**Aim**. Show each line that has the string "nachweislich" in it.

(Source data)
↓

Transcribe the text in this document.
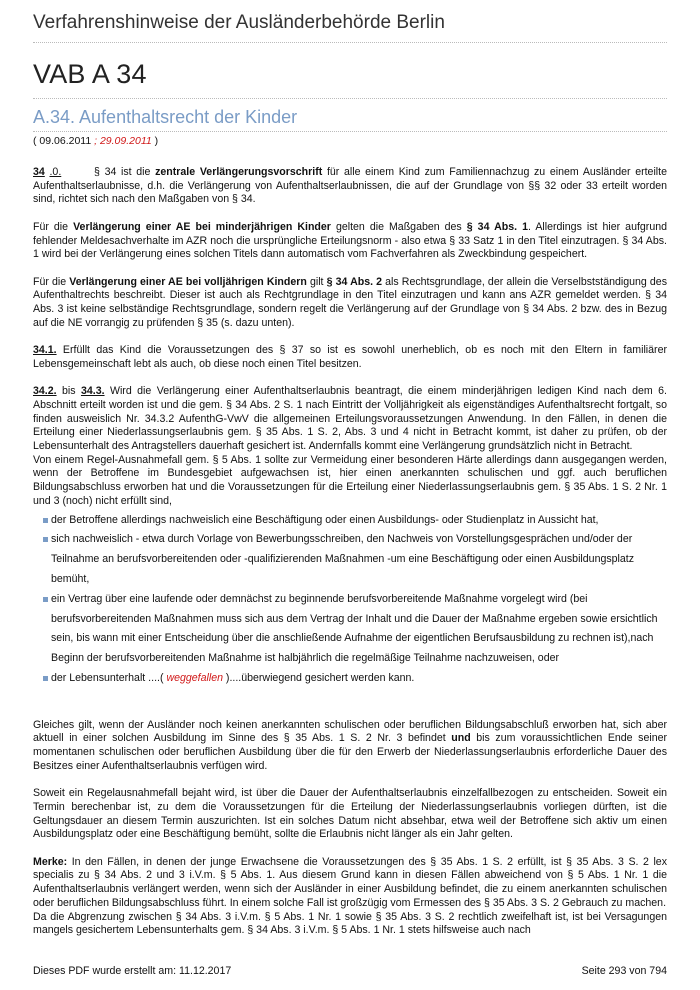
Verfahrenshinweise der Ausländerbehörde Berlin
VAB A 34
A.34. Aufenthaltsrecht der Kinder
( 09.06.2011 ; 29.09.2011 )

34 .0.	§ 34 ist die zentrale Verlängerungsvorschrift für alle einem Kind zum Familiennachzug zu einem Ausländer erteilte Aufenthaltserlaubnisse, d.h. die Verlängerung von Aufenthaltserlaubnissen, die auf der Grundlage von §§ 32 oder 33 erteilt worden sind, richtet sich nach den Maßgaben von § 34.

Für die Verlängerung einer AE bei minderjährigen Kinder gelten die Maßgaben des § 34 Abs. 1. Allerdings ist hier aufgrund fehlender Meldesachverhalte im AZR noch die ursprüngliche Erteilungsnorm - also etwa § 33 Satz 1 in den Titel einzutragen. § 34 Abs. 1 wird bei der Verlängerung eines solchen Titels dann automatisch vom Fachverfahren als Zweckbindung gespeichert.

Für die Verlängerung einer AE bei volljährigen Kindern gilt § 34 Abs. 2 als Rechtsgrundlage, der allein die Verselbstständigung des Aufenthaltrechts beschreibt. Dieser ist auch als Rechtgrundlage in den Titel einzutragen und kann ans AZR gemeldet werden. § 34 Abs. 3 ist keine selbständige Rechtsgrundlage, sondern regelt die Verlängerung auf der Grundlage von § 34 Abs. 2 bzw. des in Bezug auf die NE vorrangig zu prüfenden § 35 (s. dazu unten).

34.1. Erfüllt das Kind die Voraussetzungen des § 37 so ist es sowohl unerheblich, ob es noch mit den Eltern in familiärer Lebensgemeinschaft lebt als auch, ob diese noch einen Titel besitzen.

34.2. bis 34.3. Wird die Verlängerung einer Aufenthaltserlaubnis beantragt, die einem minderjährigen ledigen Kind nach dem 6. Abschnitt erteilt worden ist und die gem. § 34 Abs. 2 S. 1 nach Eintritt der Volljährigkeit als eigenständiges Aufenthaltsrecht fortgalt, so finden ausweislich Nr. 34.3.2 AufenthG-VwV die allgemeinen Erteilungsvoraussetzungen Anwendung. In den Fällen, in denen die Erteilung einer Niederlassungserlaubnis gem. § 35 Abs. 1 S. 2, Abs. 3 und 4 nicht in Betracht kommt, ist daher zu prüfen, ob der Lebensunterhalt des Antragstellers dauerhaft gesichert ist. Andernfalls kommt eine Verlängerung grundsätzlich nicht in Betracht.

Von einem Regel-Ausnahmefall gem. § 5 Abs. 1 sollte zur Vermeidung einer besonderen Härte allerdings dann ausgegangen werden, wenn der Betroffene im Bundesgebiet aufgewachsen ist, hier einen anerkannten schulischen und ggf. auch beruflichen Bildungsabschluss erworben hat und die Voraussetzungen für die Erteilung einer Niederlassungserlaubnis gem. § 35 Abs. 1 S. 2 Nr. 1 und 3 (noch) nicht erfüllt sind,

der Betroffene allerdings nachweislich eine Beschäftigung oder einen Ausbildungs- oder Studienplatz in Aussicht hat,
sich nachweislich - etwa durch Vorlage von Bewerbungsschreiben, den Nachweis von Vorstellungsgesprächen und/oder der Teilnahme an berufsvorbereitenden oder -qualifizierenden Maßnahmen -um eine Beschäftigung oder einen Ausbildungsplatz bemüht,
ein Vertrag über eine laufende oder demnächst zu beginnende berufsvorbereitende Maßnahme vorgelegt wird (bei berufsvorbereitenden Maßnahmen muss sich aus dem Vertrag der Inhalt und die Dauer der Maßnahme ergeben sowie ersichtlich sein, bis wann mit einer Entscheidung über die anschließende Aufnahme der eigentlichen Berufsausbildung zu rechnen ist),nach Beginn der berufsvorbereitenden Maßnahme ist halbjährlich die regelmäßige Teilnahme nachzuweisen, oder
der Lebensunterhalt ....( weggefallen )....überwiegend gesichert werden kann.

Gleiches gilt, wenn der Ausländer noch keinen anerkannten schulischen oder beruflichen Bildungsabschluß erworben hat, sich aber aktuell in einer solchen Ausbildung im Sinne des § 35 Abs. 1 S. 2 Nr. 3 befindet und bis zum voraussichtlichen Ende seiner momentanen schulischen oder beruflichen Ausbildung über die für den Erwerb der Niederlassungserlaubnis erforderliche Dauer des Besitzes einer Aufenthaltserlaubnis verfügen wird.

Soweit ein Regelausnahmefall bejaht wird, ist über die Dauer der Aufenthaltserlaubnis einzelfallbezogen zu entscheiden. Soweit ein Termin berechenbar ist, zu dem die Voraussetzungen für die Erteilung der Niederlassungserlaubnis vorliegen dürften, ist die Geltungsdauer an diesem Termin auszurichten. Ist ein solches Datum nicht absehbar, etwa weil der Betroffene sich aktiv um einen Ausbildungsplatz oder eine Beschäftigung bemüht, sollte die Erlaubnis nicht länger als ein Jahr gelten.

Merke: In den Fällen, in denen der junge Erwachsene die Voraussetzungen des § 35 Abs. 1 S. 2 erfüllt, ist § 35 Abs. 3 S. 2 lex specialis zu § 34 Abs. 2 und 3 i.V.m. § 5 Abs. 1. Aus diesem Grund kann in diesen Fällen abweichend von § 5 Abs. 1 Nr. 1 die Aufenthaltserlaubnis verlängert werden, wenn sich der Ausländer in einer Ausbildung befindet, die zu einem anerkannten schulischen oder beruflichen Bildungsabschluss führt. In einem solche Fall ist großzügig vom Ermessen des § 35 Abs. 3 S. 2 Gebrauch zu machen.

Da die Abgrenzung zwischen § 34 Abs. 3 i.V.m. § 5 Abs. 1 Nr. 1 sowie § 35 Abs. 3 S. 2 rechtlich zweifelhaft ist, ist bei Versagungen mangels gesichertem Lebensunterhalts gem. § 34 Abs. 3 i.V.m. § 5 Abs. 1 Nr. 1 stets hilfsweise auch nach

Dieses PDF wurde erstellt am: 11.12.2017	Seite 293 von 794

↑

**Correct answer**.
der Betroffene allerdings nachweislich eine Beschäftigung oder einen Ausbildungs- oder Studienplatz in Aussicht hat,
sich nachweislich - etwa durch Vorlage von Bewerbungsschreiben, den Nachweis von Vorstellungsgesprächen und/oder der Teilnahme an berufsvorbereitenden oder -qualifizierenden Maßnahmen -um eine Beschäftigung oder einen Ausbildungsplatz bemüht,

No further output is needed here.